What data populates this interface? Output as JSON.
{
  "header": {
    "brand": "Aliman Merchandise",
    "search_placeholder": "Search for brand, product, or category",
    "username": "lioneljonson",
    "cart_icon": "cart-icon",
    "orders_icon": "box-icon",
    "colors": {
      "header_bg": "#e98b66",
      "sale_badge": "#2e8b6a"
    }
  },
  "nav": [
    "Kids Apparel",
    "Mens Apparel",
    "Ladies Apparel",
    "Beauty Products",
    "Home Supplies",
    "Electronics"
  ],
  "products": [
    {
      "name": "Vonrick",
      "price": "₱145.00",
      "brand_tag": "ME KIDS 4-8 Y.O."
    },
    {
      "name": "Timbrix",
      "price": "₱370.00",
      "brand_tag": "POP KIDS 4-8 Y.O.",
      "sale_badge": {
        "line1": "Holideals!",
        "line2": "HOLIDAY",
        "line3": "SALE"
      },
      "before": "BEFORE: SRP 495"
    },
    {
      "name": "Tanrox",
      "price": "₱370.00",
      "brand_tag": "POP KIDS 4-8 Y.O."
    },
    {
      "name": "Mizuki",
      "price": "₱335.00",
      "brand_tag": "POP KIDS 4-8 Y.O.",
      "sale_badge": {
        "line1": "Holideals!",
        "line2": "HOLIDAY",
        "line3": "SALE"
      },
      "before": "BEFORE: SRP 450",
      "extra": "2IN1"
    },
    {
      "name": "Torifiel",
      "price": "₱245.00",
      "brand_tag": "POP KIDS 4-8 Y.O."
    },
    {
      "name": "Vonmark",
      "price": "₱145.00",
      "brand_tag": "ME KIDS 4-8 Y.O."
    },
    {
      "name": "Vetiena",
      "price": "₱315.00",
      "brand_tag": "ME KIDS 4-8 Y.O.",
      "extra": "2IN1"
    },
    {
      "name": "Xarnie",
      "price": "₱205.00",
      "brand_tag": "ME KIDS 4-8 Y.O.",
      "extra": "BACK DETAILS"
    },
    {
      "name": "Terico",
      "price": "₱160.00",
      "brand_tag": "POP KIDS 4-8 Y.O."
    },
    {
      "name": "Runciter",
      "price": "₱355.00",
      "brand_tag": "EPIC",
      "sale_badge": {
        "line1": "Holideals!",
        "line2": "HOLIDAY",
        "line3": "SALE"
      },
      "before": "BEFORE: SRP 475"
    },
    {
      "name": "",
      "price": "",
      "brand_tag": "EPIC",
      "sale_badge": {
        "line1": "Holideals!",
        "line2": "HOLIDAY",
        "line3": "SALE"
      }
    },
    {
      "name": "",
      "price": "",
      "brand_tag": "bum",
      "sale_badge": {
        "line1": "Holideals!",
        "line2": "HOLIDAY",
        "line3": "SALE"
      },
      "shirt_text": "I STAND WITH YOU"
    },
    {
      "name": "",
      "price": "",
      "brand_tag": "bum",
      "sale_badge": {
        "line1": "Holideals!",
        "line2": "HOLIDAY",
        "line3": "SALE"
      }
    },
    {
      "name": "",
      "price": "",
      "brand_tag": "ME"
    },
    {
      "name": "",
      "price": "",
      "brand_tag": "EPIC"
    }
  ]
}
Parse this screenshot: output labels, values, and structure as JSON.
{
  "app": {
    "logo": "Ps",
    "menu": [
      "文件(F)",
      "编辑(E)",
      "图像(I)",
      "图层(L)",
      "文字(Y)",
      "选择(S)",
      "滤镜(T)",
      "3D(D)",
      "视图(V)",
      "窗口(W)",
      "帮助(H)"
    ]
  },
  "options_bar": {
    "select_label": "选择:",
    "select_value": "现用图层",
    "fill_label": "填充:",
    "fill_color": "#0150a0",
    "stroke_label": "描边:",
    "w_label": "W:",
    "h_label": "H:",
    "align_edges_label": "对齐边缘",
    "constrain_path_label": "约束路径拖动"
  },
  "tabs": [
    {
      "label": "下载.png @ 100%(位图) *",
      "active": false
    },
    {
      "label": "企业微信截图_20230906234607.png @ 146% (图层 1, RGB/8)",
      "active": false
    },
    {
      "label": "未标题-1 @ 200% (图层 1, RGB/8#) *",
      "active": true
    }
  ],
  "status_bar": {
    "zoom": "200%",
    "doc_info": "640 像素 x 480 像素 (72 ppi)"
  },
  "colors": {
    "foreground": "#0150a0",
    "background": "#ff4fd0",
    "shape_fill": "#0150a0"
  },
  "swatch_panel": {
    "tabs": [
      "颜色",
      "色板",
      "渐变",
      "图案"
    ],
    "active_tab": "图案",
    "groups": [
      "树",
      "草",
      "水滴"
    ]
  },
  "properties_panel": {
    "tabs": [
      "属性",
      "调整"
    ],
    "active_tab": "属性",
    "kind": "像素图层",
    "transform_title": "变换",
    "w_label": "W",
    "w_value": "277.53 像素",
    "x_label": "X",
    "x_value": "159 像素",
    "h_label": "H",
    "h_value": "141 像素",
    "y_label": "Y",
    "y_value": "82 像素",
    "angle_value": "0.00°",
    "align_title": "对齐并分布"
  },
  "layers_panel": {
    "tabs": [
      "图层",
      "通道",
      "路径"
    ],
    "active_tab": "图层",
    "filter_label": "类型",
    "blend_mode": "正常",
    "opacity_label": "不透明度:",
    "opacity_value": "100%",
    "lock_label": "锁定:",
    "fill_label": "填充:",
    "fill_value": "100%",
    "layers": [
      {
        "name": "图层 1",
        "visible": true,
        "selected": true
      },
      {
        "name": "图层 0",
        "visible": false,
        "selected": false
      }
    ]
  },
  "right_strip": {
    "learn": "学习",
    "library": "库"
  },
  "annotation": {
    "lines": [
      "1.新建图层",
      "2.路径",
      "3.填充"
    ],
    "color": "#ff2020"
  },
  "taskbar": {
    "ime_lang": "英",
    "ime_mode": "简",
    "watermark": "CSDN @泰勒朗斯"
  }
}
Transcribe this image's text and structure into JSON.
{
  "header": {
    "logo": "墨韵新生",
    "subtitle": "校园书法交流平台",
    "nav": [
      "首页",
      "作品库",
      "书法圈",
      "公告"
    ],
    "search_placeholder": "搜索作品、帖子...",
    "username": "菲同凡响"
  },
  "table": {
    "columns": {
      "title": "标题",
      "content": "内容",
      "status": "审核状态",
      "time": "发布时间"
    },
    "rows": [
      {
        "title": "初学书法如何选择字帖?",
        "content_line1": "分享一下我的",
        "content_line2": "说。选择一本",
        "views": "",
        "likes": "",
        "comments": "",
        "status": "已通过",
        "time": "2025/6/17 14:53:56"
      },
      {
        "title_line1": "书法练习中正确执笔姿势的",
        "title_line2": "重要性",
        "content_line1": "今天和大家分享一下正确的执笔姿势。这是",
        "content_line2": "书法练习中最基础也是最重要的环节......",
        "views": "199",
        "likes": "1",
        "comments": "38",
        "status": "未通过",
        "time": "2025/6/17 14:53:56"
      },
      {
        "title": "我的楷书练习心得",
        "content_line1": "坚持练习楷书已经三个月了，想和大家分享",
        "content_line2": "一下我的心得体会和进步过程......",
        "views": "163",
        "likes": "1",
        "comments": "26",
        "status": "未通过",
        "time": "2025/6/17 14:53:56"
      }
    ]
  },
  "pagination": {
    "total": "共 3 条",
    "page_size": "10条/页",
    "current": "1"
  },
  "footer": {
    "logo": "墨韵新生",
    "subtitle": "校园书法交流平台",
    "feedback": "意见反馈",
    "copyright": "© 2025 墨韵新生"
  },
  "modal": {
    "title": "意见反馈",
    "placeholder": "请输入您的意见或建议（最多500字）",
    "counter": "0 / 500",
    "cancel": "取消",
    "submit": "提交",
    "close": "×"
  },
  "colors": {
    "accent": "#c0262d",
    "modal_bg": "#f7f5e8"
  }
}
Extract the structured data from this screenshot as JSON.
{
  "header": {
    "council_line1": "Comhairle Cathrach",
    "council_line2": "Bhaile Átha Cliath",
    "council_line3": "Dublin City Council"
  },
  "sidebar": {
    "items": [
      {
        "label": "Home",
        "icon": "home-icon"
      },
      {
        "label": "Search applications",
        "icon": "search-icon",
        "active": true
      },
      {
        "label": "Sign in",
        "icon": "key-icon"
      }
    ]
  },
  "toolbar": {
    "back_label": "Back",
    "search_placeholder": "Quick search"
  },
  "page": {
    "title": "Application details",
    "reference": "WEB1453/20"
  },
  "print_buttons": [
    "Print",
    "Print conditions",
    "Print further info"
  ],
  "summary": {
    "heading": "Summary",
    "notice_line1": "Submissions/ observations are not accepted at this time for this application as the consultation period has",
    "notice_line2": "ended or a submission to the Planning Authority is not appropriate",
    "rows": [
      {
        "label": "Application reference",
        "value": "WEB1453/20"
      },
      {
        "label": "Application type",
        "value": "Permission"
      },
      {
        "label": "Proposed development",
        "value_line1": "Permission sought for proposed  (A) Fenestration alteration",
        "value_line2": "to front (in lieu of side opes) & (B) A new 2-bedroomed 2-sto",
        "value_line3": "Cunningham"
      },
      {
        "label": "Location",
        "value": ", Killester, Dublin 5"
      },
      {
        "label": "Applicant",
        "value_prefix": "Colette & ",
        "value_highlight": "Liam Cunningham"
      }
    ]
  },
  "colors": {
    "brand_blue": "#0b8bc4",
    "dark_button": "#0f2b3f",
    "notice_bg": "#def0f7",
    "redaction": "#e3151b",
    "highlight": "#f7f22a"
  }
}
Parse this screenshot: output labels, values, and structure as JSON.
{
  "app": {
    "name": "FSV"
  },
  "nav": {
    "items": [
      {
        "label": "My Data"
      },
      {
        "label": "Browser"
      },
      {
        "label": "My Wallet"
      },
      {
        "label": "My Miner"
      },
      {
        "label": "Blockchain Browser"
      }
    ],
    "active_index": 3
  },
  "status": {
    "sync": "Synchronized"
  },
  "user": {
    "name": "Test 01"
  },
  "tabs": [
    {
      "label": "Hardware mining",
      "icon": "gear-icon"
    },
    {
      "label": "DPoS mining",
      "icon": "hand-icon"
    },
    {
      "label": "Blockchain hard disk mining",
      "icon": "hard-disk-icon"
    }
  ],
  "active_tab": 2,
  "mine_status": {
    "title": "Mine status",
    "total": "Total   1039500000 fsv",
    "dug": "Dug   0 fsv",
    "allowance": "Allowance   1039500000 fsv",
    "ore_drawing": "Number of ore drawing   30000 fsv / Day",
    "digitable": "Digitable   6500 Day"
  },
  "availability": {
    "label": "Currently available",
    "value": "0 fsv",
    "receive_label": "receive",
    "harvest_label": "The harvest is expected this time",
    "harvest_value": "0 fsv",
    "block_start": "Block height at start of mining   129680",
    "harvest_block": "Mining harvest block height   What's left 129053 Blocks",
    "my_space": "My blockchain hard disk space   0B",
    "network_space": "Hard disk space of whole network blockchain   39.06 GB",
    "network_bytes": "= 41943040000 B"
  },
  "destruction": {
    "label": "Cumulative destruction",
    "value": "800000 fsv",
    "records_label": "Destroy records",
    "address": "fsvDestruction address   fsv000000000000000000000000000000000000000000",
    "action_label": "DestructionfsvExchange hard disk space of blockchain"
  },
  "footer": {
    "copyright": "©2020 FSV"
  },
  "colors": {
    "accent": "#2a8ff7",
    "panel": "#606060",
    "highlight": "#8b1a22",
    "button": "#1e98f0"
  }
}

WHAT IS BEING ASKED: Copy out every line where the word "username" occurs.

ANSWER TO THIS PROBLEM:
    "username": "lioneljonson",
    "username": "菲同凡响"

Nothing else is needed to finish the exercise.